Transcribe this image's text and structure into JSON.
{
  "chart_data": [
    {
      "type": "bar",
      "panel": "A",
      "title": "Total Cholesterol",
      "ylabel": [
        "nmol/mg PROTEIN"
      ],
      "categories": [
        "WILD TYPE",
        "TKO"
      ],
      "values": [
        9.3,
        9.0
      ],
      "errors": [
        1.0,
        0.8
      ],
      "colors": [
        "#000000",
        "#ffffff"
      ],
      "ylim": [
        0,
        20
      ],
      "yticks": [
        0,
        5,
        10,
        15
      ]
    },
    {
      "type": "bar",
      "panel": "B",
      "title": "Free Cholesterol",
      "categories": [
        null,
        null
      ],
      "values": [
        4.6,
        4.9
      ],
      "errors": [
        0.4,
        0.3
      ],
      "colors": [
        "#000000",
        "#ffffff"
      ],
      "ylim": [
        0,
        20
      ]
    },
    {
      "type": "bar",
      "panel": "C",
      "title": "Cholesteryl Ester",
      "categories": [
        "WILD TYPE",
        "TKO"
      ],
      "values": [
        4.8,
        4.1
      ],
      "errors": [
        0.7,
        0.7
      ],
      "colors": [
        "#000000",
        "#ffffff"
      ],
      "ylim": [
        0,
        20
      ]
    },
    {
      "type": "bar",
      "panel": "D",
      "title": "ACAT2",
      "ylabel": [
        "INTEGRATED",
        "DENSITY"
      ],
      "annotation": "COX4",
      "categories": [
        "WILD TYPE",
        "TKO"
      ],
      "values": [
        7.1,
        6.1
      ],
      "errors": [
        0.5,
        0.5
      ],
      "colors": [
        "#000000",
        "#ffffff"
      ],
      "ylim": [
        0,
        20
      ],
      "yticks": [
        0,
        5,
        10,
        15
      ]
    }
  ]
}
###
*Try it*
All of the data above should be reproduced exactly, with nothing missing.

*Task output*
Transcribe this image's text and structure into JSON.
{
  "chart_data": [
    {
      "type": "bar",
      "panel": "A",
      "title": "Total Cholesterol",
      "ylabel": [
        "nmol/mg PROTEIN"
      ],
      "categories": [
        "WILD TYPE",
        "TKO"
      ],
      "values": [
        9.3,
        9.0
      ],
      "errors": [
        1.0,
        0.8
      ],
      "colors": [
        "#000000",
        "#ffffff"
      ],
      "ylim": [
        0,
        20
      ],
      "yticks": [
        0,
        5,
        10,
        15
      ]
    },
    {
      "type": "bar",
      "panel": "B",
      "title": "Free Cholesterol",
      "categories": [
        null,
        null
      ],
      "values": [
        4.6,
        4.9
      ],
      "errors": [
        0.4,
        0.3
      ],
      "colors": [
        "#000000",
        "#ffffff"
      ],
      "ylim": [
        0,
        20
      ]
    },
    {
      "type": "bar",
      "panel": "C",
      "title": "Cholesteryl Ester",
      "categories": [
        "WILD TYPE",
        "TKO"
      ],
      "values": [
        4.8,
        4.1
      ],
      "errors": [
        0.7,
        0.7
      ],
      "colors": [
        "#000000",
        "#ffffff"
      ],
      "ylim": [
        0,
        20
      ]
    },
    {
      "type": "bar",
      "panel": "D",
      "title": "ACAT2",
      "ylabel": [
        "INTEGRATED",
        "DENSITY"
      ],
      "annotation": "COX4",
      "categories": [
        "WILD TYPE",
        "TKO"
      ],
      "values": [
        7.1,
        6.1
      ],
      "errors": [
        0.5,
        0.5
      ],
      "colors": [
        "#000000",
        "#ffffff"
      ],
      "ylim": [
        0,
        20
      ],
      "yticks": [
        0,
        5,
        10,
        15
      ]
    }
  ]
}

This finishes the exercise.